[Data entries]
** BEGIN **

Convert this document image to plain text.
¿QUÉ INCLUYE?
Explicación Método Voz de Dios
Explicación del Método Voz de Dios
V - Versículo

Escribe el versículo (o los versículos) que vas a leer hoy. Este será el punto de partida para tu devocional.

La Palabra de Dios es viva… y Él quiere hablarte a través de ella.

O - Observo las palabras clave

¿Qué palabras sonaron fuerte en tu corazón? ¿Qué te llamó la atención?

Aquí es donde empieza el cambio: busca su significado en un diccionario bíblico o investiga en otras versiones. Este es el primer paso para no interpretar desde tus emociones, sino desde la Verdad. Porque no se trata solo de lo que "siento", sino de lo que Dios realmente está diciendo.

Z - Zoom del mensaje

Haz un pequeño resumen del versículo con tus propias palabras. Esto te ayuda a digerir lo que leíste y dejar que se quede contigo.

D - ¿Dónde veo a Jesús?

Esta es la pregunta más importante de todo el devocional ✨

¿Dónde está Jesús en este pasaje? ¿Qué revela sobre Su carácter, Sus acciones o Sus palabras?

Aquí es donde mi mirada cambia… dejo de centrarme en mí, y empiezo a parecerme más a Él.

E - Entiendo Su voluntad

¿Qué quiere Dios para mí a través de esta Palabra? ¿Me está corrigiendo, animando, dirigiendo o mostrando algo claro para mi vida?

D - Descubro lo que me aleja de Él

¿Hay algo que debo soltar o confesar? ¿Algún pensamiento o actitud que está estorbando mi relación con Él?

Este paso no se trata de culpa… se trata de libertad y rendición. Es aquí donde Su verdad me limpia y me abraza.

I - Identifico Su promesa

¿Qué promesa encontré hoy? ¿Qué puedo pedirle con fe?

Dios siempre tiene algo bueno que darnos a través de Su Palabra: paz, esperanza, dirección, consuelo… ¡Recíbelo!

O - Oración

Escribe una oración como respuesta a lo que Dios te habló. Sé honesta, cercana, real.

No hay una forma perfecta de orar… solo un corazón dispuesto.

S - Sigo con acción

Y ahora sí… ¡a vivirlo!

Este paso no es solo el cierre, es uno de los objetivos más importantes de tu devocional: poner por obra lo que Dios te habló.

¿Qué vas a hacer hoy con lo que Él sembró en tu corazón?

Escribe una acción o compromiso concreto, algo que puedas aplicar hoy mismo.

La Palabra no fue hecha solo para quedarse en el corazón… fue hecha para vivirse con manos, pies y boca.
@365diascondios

** END **

■ **Task requirements**:
Search the data for "devocional". Copy every matching line.

■ **Solution**:
Escribe el versículo (o los versículos) que vas a leer hoy. Este será el punto de partida para tu devocional.
Esta es la pregunta más importante de todo el devocional ✨
Este paso no es solo el cierre, es uno de los objetivos más importantes de tu devocional: poner por obra lo que Dios te habló.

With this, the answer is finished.